**RECORDS FOR THE EXERCISE**

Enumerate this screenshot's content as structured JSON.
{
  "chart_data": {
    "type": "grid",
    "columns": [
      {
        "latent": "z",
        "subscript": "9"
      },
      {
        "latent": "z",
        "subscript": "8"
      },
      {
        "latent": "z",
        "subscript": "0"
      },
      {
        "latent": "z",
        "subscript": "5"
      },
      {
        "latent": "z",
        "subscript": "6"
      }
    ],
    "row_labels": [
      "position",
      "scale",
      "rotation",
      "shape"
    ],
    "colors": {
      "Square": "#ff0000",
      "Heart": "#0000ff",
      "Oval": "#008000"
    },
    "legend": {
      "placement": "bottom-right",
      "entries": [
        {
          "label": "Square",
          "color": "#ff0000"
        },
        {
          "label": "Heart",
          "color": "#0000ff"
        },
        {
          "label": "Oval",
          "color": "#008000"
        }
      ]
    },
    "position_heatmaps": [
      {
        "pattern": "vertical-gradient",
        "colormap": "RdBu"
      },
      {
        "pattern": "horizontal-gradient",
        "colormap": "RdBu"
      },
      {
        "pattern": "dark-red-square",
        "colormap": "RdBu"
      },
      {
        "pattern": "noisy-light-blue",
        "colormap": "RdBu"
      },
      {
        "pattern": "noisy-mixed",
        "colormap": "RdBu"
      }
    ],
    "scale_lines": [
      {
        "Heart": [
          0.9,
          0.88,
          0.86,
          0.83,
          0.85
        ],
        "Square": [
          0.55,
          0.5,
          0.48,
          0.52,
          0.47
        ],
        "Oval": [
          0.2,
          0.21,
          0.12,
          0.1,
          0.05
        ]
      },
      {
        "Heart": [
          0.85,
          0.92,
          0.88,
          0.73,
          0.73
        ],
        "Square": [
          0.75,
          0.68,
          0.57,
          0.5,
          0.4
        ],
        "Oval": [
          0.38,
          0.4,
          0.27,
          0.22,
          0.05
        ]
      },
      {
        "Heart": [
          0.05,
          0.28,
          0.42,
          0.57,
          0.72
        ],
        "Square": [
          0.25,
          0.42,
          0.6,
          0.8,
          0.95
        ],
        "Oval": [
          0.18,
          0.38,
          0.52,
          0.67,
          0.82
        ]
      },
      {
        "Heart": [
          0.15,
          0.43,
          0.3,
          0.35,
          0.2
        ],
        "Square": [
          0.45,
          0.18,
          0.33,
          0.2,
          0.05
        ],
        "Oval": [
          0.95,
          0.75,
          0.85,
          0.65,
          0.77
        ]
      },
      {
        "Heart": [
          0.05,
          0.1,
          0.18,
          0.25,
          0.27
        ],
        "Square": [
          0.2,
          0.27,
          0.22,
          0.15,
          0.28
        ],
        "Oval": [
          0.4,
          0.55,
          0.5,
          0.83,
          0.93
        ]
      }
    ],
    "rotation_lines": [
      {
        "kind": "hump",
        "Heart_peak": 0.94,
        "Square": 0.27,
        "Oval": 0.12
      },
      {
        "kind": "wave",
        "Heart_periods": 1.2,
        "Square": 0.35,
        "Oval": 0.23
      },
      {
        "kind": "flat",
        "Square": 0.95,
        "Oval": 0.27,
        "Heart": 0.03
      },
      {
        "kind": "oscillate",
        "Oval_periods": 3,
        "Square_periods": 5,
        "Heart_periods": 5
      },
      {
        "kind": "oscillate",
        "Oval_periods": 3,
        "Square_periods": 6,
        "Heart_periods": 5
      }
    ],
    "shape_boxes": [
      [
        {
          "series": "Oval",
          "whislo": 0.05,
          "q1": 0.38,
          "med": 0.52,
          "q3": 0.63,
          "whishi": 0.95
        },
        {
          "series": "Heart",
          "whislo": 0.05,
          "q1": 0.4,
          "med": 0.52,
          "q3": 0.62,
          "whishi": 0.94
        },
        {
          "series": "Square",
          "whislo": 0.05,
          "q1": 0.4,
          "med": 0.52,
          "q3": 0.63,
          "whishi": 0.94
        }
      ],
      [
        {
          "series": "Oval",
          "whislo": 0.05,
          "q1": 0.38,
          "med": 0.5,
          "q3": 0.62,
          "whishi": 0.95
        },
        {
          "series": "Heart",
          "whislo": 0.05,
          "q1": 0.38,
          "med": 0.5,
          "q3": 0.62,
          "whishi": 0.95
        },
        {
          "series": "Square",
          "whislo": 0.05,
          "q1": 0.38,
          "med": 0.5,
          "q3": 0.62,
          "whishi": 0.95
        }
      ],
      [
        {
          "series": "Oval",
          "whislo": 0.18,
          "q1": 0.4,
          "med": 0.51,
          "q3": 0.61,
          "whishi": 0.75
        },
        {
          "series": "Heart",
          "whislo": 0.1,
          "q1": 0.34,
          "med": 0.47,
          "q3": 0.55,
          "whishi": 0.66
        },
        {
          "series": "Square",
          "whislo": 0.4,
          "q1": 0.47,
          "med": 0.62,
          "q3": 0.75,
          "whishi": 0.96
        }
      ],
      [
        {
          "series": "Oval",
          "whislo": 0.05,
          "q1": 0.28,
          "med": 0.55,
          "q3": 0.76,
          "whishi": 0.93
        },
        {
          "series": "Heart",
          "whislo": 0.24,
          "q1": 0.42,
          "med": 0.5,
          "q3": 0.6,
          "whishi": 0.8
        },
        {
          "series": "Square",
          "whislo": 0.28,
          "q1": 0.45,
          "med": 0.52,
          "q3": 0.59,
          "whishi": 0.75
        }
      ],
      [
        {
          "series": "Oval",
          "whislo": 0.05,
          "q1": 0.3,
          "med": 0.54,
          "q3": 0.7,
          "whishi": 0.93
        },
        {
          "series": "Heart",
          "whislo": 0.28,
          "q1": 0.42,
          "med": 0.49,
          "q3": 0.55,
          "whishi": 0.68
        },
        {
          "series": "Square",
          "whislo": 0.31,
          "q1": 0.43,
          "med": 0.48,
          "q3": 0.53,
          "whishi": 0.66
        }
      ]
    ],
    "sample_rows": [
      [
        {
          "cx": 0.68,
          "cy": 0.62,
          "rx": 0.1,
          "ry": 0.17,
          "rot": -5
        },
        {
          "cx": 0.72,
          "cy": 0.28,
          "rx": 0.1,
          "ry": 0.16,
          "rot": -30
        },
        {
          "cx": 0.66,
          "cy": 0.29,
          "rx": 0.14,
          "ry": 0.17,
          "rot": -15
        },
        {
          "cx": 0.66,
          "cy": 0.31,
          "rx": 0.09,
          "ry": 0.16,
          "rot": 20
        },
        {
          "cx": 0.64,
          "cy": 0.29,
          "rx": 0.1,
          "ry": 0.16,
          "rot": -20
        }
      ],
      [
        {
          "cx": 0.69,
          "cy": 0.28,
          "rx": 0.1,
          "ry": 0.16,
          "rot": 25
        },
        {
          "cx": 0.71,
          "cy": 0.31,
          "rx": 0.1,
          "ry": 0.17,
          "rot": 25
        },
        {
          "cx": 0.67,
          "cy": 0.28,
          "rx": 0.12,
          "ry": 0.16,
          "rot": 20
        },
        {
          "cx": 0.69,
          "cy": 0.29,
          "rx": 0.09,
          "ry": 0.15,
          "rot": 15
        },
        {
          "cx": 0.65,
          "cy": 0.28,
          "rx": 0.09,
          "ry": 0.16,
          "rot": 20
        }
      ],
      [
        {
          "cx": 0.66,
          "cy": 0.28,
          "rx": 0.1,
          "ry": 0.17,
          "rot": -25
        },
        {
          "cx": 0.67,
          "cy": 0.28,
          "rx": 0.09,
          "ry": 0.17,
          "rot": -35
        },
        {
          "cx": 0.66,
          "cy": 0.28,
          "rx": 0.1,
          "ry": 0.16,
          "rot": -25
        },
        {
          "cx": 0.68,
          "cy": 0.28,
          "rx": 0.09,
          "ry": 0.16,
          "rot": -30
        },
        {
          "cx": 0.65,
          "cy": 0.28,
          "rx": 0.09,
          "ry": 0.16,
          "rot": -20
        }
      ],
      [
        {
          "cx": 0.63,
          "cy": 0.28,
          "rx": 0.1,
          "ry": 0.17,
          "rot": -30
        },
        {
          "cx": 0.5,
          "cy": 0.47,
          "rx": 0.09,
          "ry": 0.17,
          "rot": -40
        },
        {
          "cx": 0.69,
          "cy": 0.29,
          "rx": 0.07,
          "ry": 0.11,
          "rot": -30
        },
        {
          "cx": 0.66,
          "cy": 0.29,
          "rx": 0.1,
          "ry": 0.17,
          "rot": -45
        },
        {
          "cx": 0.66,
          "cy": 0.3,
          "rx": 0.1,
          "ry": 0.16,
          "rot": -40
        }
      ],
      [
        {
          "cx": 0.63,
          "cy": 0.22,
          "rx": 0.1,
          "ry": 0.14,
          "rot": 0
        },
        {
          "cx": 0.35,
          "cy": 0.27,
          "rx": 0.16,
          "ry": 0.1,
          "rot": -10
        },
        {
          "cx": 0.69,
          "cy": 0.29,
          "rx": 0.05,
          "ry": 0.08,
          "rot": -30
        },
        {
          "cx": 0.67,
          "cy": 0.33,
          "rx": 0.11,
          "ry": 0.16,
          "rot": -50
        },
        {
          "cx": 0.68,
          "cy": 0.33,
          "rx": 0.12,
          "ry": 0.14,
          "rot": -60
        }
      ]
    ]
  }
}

**WORK TO DO**
Search the data for the string "pattern" and copy each line where it appears.

**EXERCISE RESULT**
        "pattern": "vertical-gradient",
        "pattern": "horizontal-gradient",
        "pattern": "dark-red-square",
        "pattern": "noisy-light-blue",
        "pattern": "noisy-mixed",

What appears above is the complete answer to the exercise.